━━ EXCERPT PROVIDED ━━
Jump to content

Noticing a trend with couples in a long term relationship...why is this happening?


Recommended Posts

I have began to notice that often times when a couple that has been dating for 2+ years, usually the female (usually between the ages of 18 to 22) gets bored in the relationship and starts to wonder if the grass is really greener on the other side. She then is curious about what else is out there. Then she asks for a "break" or a "break up" with her boyfriend so that she can explore these new options meanwhile stringing along him. She then meets this guy and he's new, exciting and she starts to develop feelings for him. Then its good bye to the old bf and hello to the new bf.

 

Did anyone else start noticing this new trend? Why do you think this is happening more and more these days? Is there anything the old bf can do? I mean he can't compete with "newness".

 

Thanks for any responses

 

-BoBo

Link to comment

Hmmm...it's hard to say. I would possibly agree more females in their twenties are likely to be susceptible to the "What else is out there" mentality. But I can't say I've noticed the majority make sure there is a backup guy in place first before they break up with their boyfriend.

Link to comment
One post isn't conclusive evidence.

If a woman isn't happy in a relationship for what ever reason she has the right to end it. So maybe more women are realizing that fact and exercising their freedoms.

 

I agree with you. Everyone has the right to end a relationship that they don't want to be in. Especially if they aren't getting what they want in the relationship.

Link to comment

I think the "trend" is because girls in their late teens find men slighlty older than them MUCH more attractive than men of their own age (who are often still immature, no job yet, no direction, etc...). So they fall in love. They grow through the experience of being with someone a few years more mature in what is a REALLY changing part of your life.

 

Then something happens, they grow apart... because the young member of the relationship has reached a point where they are also a new person. I think despite their love they get "bored" and need to experience something "other than love" and enjoy the world without that intensity. I think this happens slowly and as it does, the other member of the couple tries harder and hard but it doesn't work.

 

I think rather than "guy/girl" its a "younger/older" thing - related to a period when you are younger when you find people more mature (and stable) than you very attractive. Then there is a period when excitement and rebellion reigns supreme! (20-22). Rest assured, from my experience this period only lasts a few years in most people... and the decisions you make then (well I know in my experience) were not the smartest and are CERTAINLY not ones I would make now. But they "seemed like a good idea at the time"...

Link to comment

I can tell you that this happened to me too. My bf is 23 and he just abruptly broke up with me, saying that he needed to "find" himself first...that he didn't even know who he was. Now he's with a 19 year old and is having problems dealing with her immaturity. We had dated for over a year and lived together. This came as a total shock to me, because he was ALWAYS telling me he loved me...wanted me...etc. I am heartbroken and miserable (I am older than him) and miss him like crazy. Will they ever realize just what the hell they are doing to us??? Is it just an age thing??

Link to comment

In my experience women are more in touch with their emotions and are quicker to identify when a relationship isn't giving them what they need ... but then they are also the worst for sticking in it for "comfort" as the typical "male protective role" lets some women not challenge themselves.
━━━
## DIRECTIONS
**A.** Repeat the passage of the relationship forum thread from "I think the" up to and including "it doesn't work.".
**B.** Extend the relationship forum thread beyond its final sentence.
The data placed after this sentence come from a separate, unrelated source.
━━ DATASET SECTION ━━
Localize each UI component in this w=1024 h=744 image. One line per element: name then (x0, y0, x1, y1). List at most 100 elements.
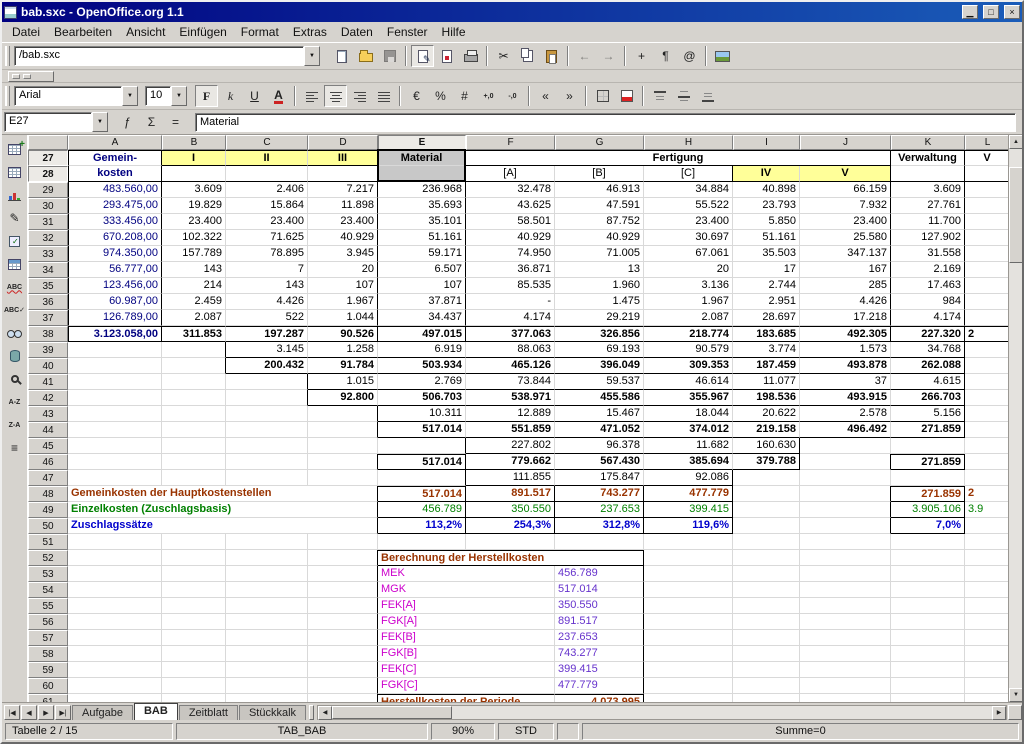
━━━
## RESULTS OF THE EXERCISE
**A.**
I think the "trend" is because girls in their late teens find men slighlty older than them MUCH more attractive than men of their own age (who are often still immature, no job yet, no direction, etc...). So they fall in love. They grow through the experience of being with someone a few years more mature in what is a REALLY changing part of your life.

 

Then something happens, they grow apart... because the young member of the relationship has reached a point where they are also a new person. I think despite their love they get "bored" and need to experience something "other than love" and enjoy the world without that intensity. I think this happens slowly and as it does, the other member of the couple tries harder and hard but it doesn't work.

**B.**
 

Sometimes meeting someone new makes people realise what may be lacking in the relationship, and also if they were already considering breaking up, gives them motivation that "there are other options", and "life will go on" to get on and make the scary decision of ending a relationship.

 

I don't think it's ever so calculated, and I have known more men to cheat on women than women on men.

Link to comment

I have been Enotalone for almost a year and have read hundreds of threads. BOTH men and women do this...I have had it done to me. I work in research so in order for me to believe which gender does it more than the other, I would have to see the raw data and have the study replicated a few more times in order to believe the results are reliable. Ok...so I am geek.

Link to comment

It is true that both men and women do this. You probably NOTE more women doing it as that is what you "look for" and that is your experience.

 

My last two ex's - men - broke up with me as they wanted to be single and explore the grass on the other side of the fence for example.

 

We all have the right to decide a relationship is not for us and move on from it. I don't agree with finding someone else before you do, but we all do have the right to exercise our right to decide that the relationship is not for us and move on.

 

I'd rather be with someone whom wanted to be with me genuinely then someone whom was wondering what else is out there anyway.

 

You can't force someone to stay when they don't want to, or feel what they don't.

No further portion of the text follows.